Output only the count of lines that contain "Number".

────────

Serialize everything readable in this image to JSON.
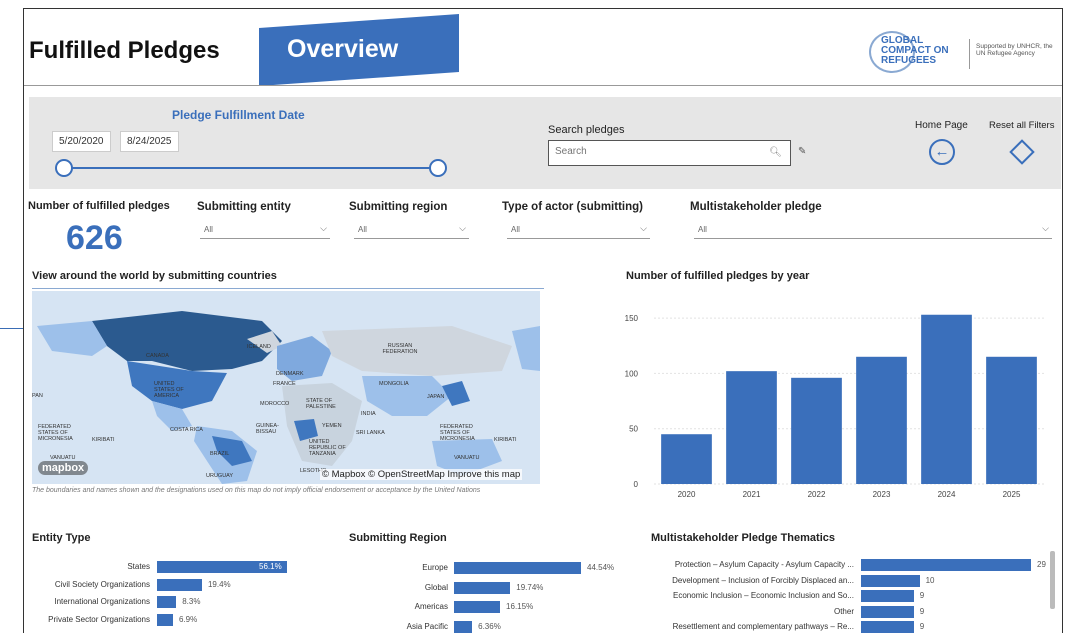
{
  "header": {
    "title": "Fulfilled Pledges",
    "banner": "Overview",
    "logo_text": "GLOBAL COMPACT ON REFUGEES",
    "supported_by": "Supported by UNHCR, the UN Refugee Agency"
  },
  "filters": {
    "date_label": "Pledge Fulfillment Date",
    "date_start": "5/20/2020",
    "date_end": "8/24/2025",
    "search_label": "Search pledges",
    "search_placeholder": "Search",
    "home_label": "Home Page",
    "reset_label": "Reset all Filters"
  },
  "kpi": {
    "label": "Number of fulfilled pledges",
    "value": "626"
  },
  "slicers": [
    {
      "label": "Submitting entity",
      "value": "All"
    },
    {
      "label": "Submitting region",
      "value": "All"
    },
    {
      "label": "Type of actor (submitting)",
      "value": "All"
    },
    {
      "label": "Multistakeholder pledge",
      "value": "All"
    }
  ],
  "map": {
    "title": "View around the world by submitting countries",
    "labels": [
      "CANADA",
      "ICELAND",
      "RUSSIAN FEDERATION",
      "UNITED STATES OF AMERICA",
      "DENMARK",
      "FRANCE",
      "MONGOLIA",
      "JAPAN",
      "MOROCCO",
      "STATE OF PALESTINE",
      "INDIA",
      "COSTA RICA",
      "GUINEA-BISSAU",
      "YEMEN",
      "SRI LANKA",
      "FEDERATED STATES OF MICRONESIA",
      "KIRIBATI",
      "BRAZIL",
      "UNITED REPUBLIC OF TANZANIA",
      "VANUATU",
      "URUGUAY",
      "LESOTHO",
      "JAPAN",
      "PAN"
    ],
    "credit": "© Mapbox © OpenStreetMap Improve this map",
    "mapbox_logo": "mapbox",
    "disclaimer": "The boundaries and names shown and the designations used on this map do not imply official endorsement or acceptance by the United Nations"
  },
  "chart_data": [
    {
      "type": "bar",
      "title": "Number of fulfilled pledges by year",
      "categories": [
        "2020",
        "2021",
        "2022",
        "2023",
        "2024",
        "2025"
      ],
      "values": [
        45,
        102,
        96,
        115,
        153,
        115
      ],
      "ylim": [
        0,
        160
      ],
      "yticks": [
        0,
        50,
        100,
        150
      ],
      "grid": true,
      "color": "#3a6fbb"
    },
    {
      "type": "bar",
      "orientation": "horizontal",
      "title": "Entity Type",
      "categories": [
        "States",
        "Civil Society Organizations",
        "International Organizations",
        "Private Sector Organizations"
      ],
      "values": [
        56.1,
        19.4,
        8.3,
        6.9
      ],
      "value_labels": [
        "56.1%",
        "19.4%",
        "8.3%",
        "6.9%"
      ],
      "color": "#3a6fbb"
    },
    {
      "type": "bar",
      "orientation": "horizontal",
      "title": "Submitting Region",
      "categories": [
        "Europe",
        "Global",
        "Americas",
        "Asia Pacific"
      ],
      "values": [
        44.54,
        19.74,
        16.15,
        6.36
      ],
      "value_labels": [
        "44.54%",
        "19.74%",
        "16.15%",
        "6.36%"
      ],
      "color": "#3a6fbb"
    },
    {
      "type": "bar",
      "orientation": "horizontal",
      "title": "Multistakeholder Pledge Thematics",
      "categories": [
        "Protection – Asylum Capacity - Asylum Capacity ...",
        "Development – Inclusion of Forcibly Displaced an...",
        "Economic Inclusion – Economic Inclusion and So...",
        "Other",
        "Resettlement and complementary pathways – Re..."
      ],
      "values": [
        29,
        10,
        9,
        9,
        9
      ],
      "value_labels": [
        "29",
        "10",
        "9",
        "9",
        "9"
      ],
      "color": "#3a6fbb"
    }
  ]
}
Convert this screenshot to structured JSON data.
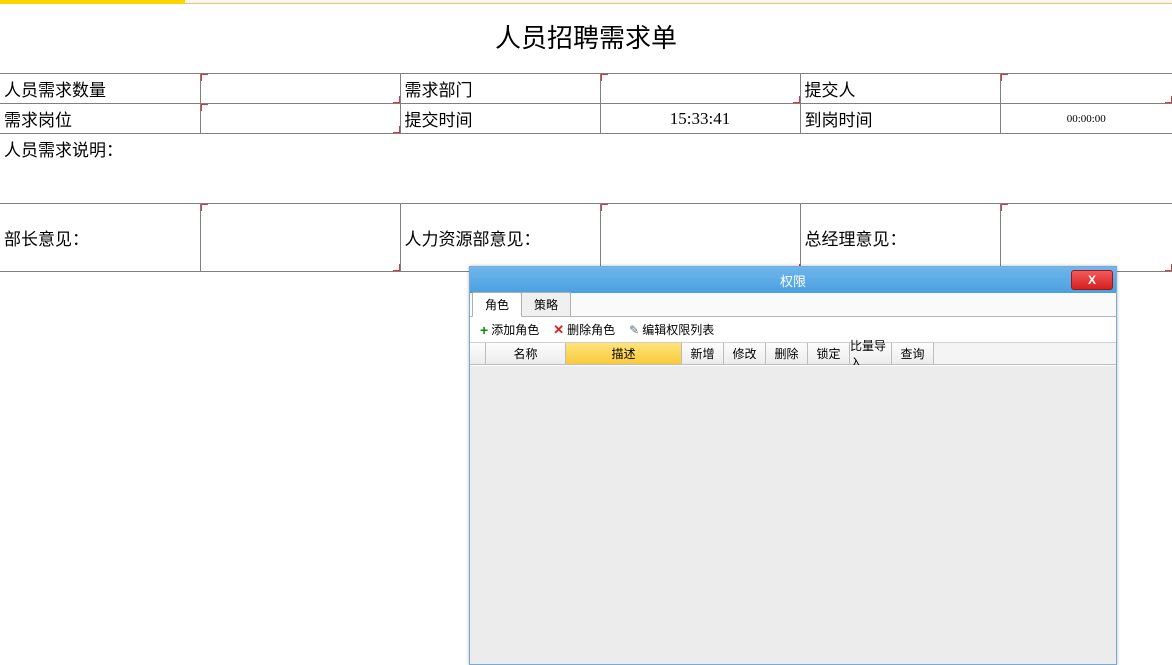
{
  "title": "人员招聘需求单",
  "form": {
    "row1": {
      "qty_label": "人员需求数量",
      "qty_value": "",
      "dept_label": "需求部门",
      "dept_value": "",
      "submitter_label": "提交人",
      "submitter_value": ""
    },
    "row2": {
      "post_label": "需求岗位",
      "post_value": "",
      "submit_time_label": "提交时间",
      "submit_time_value": "15:33:41",
      "arrival_time_label": "到岗时间",
      "arrival_time_value": "00:00:00"
    },
    "desc_label": "人员需求说明：",
    "opinion1_label": "部长意见：",
    "opinion2_label": "人力资源部意见：",
    "opinion3_label": "总经理意见："
  },
  "dialog": {
    "title": "权限",
    "close": "X",
    "tabs": [
      "角色",
      "策略"
    ],
    "toolbar": {
      "add": "添加角色",
      "del": "删除角色",
      "edit": "编辑权限列表"
    },
    "grid_headers": {
      "name": "名称",
      "desc": "描述",
      "add": "新增",
      "mod": "修改",
      "del": "删除",
      "lock": "锁定",
      "batch": "比量导入",
      "query": "查询"
    }
  }
}
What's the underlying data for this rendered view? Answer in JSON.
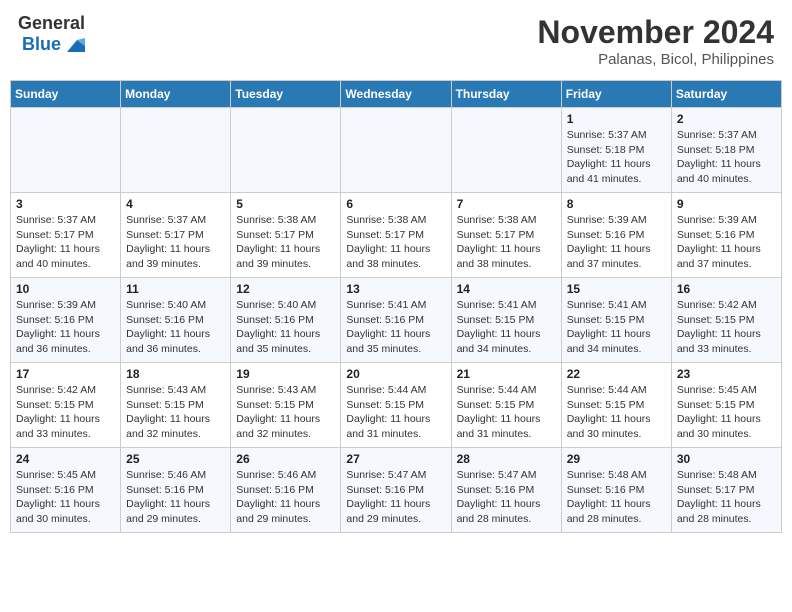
{
  "header": {
    "logo_general": "General",
    "logo_blue": "Blue",
    "title": "November 2024",
    "subtitle": "Palanas, Bicol, Philippines"
  },
  "weekdays": [
    "Sunday",
    "Monday",
    "Tuesday",
    "Wednesday",
    "Thursday",
    "Friday",
    "Saturday"
  ],
  "weeks": [
    [
      {
        "day": "",
        "info": ""
      },
      {
        "day": "",
        "info": ""
      },
      {
        "day": "",
        "info": ""
      },
      {
        "day": "",
        "info": ""
      },
      {
        "day": "",
        "info": ""
      },
      {
        "day": "1",
        "info": "Sunrise: 5:37 AM\nSunset: 5:18 PM\nDaylight: 11 hours\nand 41 minutes."
      },
      {
        "day": "2",
        "info": "Sunrise: 5:37 AM\nSunset: 5:18 PM\nDaylight: 11 hours\nand 40 minutes."
      }
    ],
    [
      {
        "day": "3",
        "info": "Sunrise: 5:37 AM\nSunset: 5:17 PM\nDaylight: 11 hours\nand 40 minutes."
      },
      {
        "day": "4",
        "info": "Sunrise: 5:37 AM\nSunset: 5:17 PM\nDaylight: 11 hours\nand 39 minutes."
      },
      {
        "day": "5",
        "info": "Sunrise: 5:38 AM\nSunset: 5:17 PM\nDaylight: 11 hours\nand 39 minutes."
      },
      {
        "day": "6",
        "info": "Sunrise: 5:38 AM\nSunset: 5:17 PM\nDaylight: 11 hours\nand 38 minutes."
      },
      {
        "day": "7",
        "info": "Sunrise: 5:38 AM\nSunset: 5:17 PM\nDaylight: 11 hours\nand 38 minutes."
      },
      {
        "day": "8",
        "info": "Sunrise: 5:39 AM\nSunset: 5:16 PM\nDaylight: 11 hours\nand 37 minutes."
      },
      {
        "day": "9",
        "info": "Sunrise: 5:39 AM\nSunset: 5:16 PM\nDaylight: 11 hours\nand 37 minutes."
      }
    ],
    [
      {
        "day": "10",
        "info": "Sunrise: 5:39 AM\nSunset: 5:16 PM\nDaylight: 11 hours\nand 36 minutes."
      },
      {
        "day": "11",
        "info": "Sunrise: 5:40 AM\nSunset: 5:16 PM\nDaylight: 11 hours\nand 36 minutes."
      },
      {
        "day": "12",
        "info": "Sunrise: 5:40 AM\nSunset: 5:16 PM\nDaylight: 11 hours\nand 35 minutes."
      },
      {
        "day": "13",
        "info": "Sunrise: 5:41 AM\nSunset: 5:16 PM\nDaylight: 11 hours\nand 35 minutes."
      },
      {
        "day": "14",
        "info": "Sunrise: 5:41 AM\nSunset: 5:15 PM\nDaylight: 11 hours\nand 34 minutes."
      },
      {
        "day": "15",
        "info": "Sunrise: 5:41 AM\nSunset: 5:15 PM\nDaylight: 11 hours\nand 34 minutes."
      },
      {
        "day": "16",
        "info": "Sunrise: 5:42 AM\nSunset: 5:15 PM\nDaylight: 11 hours\nand 33 minutes."
      }
    ],
    [
      {
        "day": "17",
        "info": "Sunrise: 5:42 AM\nSunset: 5:15 PM\nDaylight: 11 hours\nand 33 minutes."
      },
      {
        "day": "18",
        "info": "Sunrise: 5:43 AM\nSunset: 5:15 PM\nDaylight: 11 hours\nand 32 minutes."
      },
      {
        "day": "19",
        "info": "Sunrise: 5:43 AM\nSunset: 5:15 PM\nDaylight: 11 hours\nand 32 minutes."
      },
      {
        "day": "20",
        "info": "Sunrise: 5:44 AM\nSunset: 5:15 PM\nDaylight: 11 hours\nand 31 minutes."
      },
      {
        "day": "21",
        "info": "Sunrise: 5:44 AM\nSunset: 5:15 PM\nDaylight: 11 hours\nand 31 minutes."
      },
      {
        "day": "22",
        "info": "Sunrise: 5:44 AM\nSunset: 5:15 PM\nDaylight: 11 hours\nand 30 minutes."
      },
      {
        "day": "23",
        "info": "Sunrise: 5:45 AM\nSunset: 5:15 PM\nDaylight: 11 hours\nand 30 minutes."
      }
    ],
    [
      {
        "day": "24",
        "info": "Sunrise: 5:45 AM\nSunset: 5:16 PM\nDaylight: 11 hours\nand 30 minutes."
      },
      {
        "day": "25",
        "info": "Sunrise: 5:46 AM\nSunset: 5:16 PM\nDaylight: 11 hours\nand 29 minutes."
      },
      {
        "day": "26",
        "info": "Sunrise: 5:46 AM\nSunset: 5:16 PM\nDaylight: 11 hours\nand 29 minutes."
      },
      {
        "day": "27",
        "info": "Sunrise: 5:47 AM\nSunset: 5:16 PM\nDaylight: 11 hours\nand 29 minutes."
      },
      {
        "day": "28",
        "info": "Sunrise: 5:47 AM\nSunset: 5:16 PM\nDaylight: 11 hours\nand 28 minutes."
      },
      {
        "day": "29",
        "info": "Sunrise: 5:48 AM\nSunset: 5:16 PM\nDaylight: 11 hours\nand 28 minutes."
      },
      {
        "day": "30",
        "info": "Sunrise: 5:48 AM\nSunset: 5:17 PM\nDaylight: 11 hours\nand 28 minutes."
      }
    ]
  ]
}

────────

## Task result
2